*WORK TO DO*
Restate the full set of records exactly, without adding or dropping a word.

*THE RECORDS*
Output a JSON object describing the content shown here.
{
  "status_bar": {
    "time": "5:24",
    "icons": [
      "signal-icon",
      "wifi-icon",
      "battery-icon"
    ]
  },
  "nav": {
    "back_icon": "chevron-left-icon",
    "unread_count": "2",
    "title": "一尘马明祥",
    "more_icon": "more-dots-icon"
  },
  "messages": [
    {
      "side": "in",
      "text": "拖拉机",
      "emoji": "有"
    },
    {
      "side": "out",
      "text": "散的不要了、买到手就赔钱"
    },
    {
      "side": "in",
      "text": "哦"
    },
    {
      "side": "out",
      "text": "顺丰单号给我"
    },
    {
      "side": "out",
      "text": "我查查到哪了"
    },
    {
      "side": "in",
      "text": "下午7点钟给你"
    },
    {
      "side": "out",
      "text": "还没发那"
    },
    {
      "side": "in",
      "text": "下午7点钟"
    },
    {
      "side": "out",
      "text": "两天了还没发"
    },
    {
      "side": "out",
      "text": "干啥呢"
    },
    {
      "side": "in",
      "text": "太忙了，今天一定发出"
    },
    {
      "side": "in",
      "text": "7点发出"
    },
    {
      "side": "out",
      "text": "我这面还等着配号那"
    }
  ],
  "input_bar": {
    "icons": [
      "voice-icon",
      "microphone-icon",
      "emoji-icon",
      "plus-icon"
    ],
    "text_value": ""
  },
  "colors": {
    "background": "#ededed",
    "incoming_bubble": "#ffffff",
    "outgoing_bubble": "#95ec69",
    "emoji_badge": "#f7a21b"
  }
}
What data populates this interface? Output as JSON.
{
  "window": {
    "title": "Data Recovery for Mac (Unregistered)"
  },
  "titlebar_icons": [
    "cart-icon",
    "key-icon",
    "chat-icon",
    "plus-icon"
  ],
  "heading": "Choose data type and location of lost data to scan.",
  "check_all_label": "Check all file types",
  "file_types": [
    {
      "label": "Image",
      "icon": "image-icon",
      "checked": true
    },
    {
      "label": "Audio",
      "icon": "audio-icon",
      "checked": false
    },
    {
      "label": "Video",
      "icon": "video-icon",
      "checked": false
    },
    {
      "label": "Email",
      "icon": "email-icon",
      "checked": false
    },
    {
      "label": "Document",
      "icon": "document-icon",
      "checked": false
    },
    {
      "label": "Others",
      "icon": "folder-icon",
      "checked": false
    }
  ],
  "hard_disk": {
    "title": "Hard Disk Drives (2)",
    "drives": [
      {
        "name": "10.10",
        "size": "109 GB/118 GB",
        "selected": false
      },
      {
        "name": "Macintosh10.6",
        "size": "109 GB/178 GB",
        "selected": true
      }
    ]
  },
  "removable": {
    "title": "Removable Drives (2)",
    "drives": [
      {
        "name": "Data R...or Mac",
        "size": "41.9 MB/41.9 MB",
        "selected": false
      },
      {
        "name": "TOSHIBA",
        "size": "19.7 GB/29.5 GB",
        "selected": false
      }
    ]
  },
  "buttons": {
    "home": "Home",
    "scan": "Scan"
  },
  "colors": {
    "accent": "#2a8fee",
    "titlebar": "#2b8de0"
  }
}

*COMPLETE ANSWER*
Output a JSON object describing the content shown here.
{
  "status_bar": {
    "time": "5:24",
    "icons": [
      "signal-icon",
      "wifi-icon",
      "battery-icon"
    ]
  },
  "nav": {
    "back_icon": "chevron-left-icon",
    "unread_count": "2",
    "title": "一尘马明祥",
    "more_icon": "more-dots-icon"
  },
  "messages": [
    {
      "side": "in",
      "text": "拖拉机",
      "emoji": "有"
    },
    {
      "side": "out",
      "text": "散的不要了、买到手就赔钱"
    },
    {
      "side": "in",
      "text": "哦"
    },
    {
      "side": "out",
      "text": "顺丰单号给我"
    },
    {
      "side": "out",
      "text": "我查查到哪了"
    },
    {
      "side": "in",
      "text": "下午7点钟给你"
    },
    {
      "side": "out",
      "text": "还没发那"
    },
    {
      "side": "in",
      "text": "下午7点钟"
    },
    {
      "side": "out",
      "text": "两天了还没发"
    },
    {
      "side": "out",
      "text": "干啥呢"
    },
    {
      "side": "in",
      "text": "太忙了，今天一定发出"
    },
    {
      "side": "in",
      "text": "7点发出"
    },
    {
      "side": "out",
      "text": "我这面还等着配号那"
    }
  ],
  "input_bar": {
    "icons": [
      "voice-icon",
      "microphone-icon",
      "emoji-icon",
      "plus-icon"
    ],
    "text_value": ""
  },
  "colors": {
    "background": "#ededed",
    "incoming_bubble": "#ffffff",
    "outgoing_bubble": "#95ec69",
    "emoji_badge": "#f7a21b"
  }
}
What data populates this interface? Output as JSON.
{
  "window": {
    "title": "Data Recovery for Mac (Unregistered)"
  },
  "titlebar_icons": [
    "cart-icon",
    "key-icon",
    "chat-icon",
    "plus-icon"
  ],
  "heading": "Choose data type and location of lost data to scan.",
  "check_all_label": "Check all file types",
  "file_types": [
    {
      "label": "Image",
      "icon": "image-icon",
      "checked": true
    },
    {
      "label": "Audio",
      "icon": "audio-icon",
      "checked": false
    },
    {
      "label": "Video",
      "icon": "video-icon",
      "checked": false
    },
    {
      "label": "Email",
      "icon": "email-icon",
      "checked": false
    },
    {
      "label": "Document",
      "icon": "document-icon",
      "checked": false
    },
    {
      "label": "Others",
      "icon": "folder-icon",
      "checked": false
    }
  ],
  "hard_disk": {
    "title": "Hard Disk Drives (2)",
    "drives": [
      {
        "name": "10.10",
        "size": "109 GB/118 GB",
        "selected": false
      },
      {
        "name": "Macintosh10.6",
        "size": "109 GB/178 GB",
        "selected": true
      }
    ]
  },
  "removable": {
    "title": "Removable Drives (2)",
    "drives": [
      {
        "name": "Data R...or Mac",
        "size": "41.9 MB/41.9 MB",
        "selected": false
      },
      {
        "name": "TOSHIBA",
        "size": "19.7 GB/29.5 GB",
        "selected": false
      }
    ]
  },
  "buttons": {
    "home": "Home",
    "scan": "Scan"
  },
  "colors": {
    "accent": "#2a8fee",
    "titlebar": "#2b8de0"
  }
}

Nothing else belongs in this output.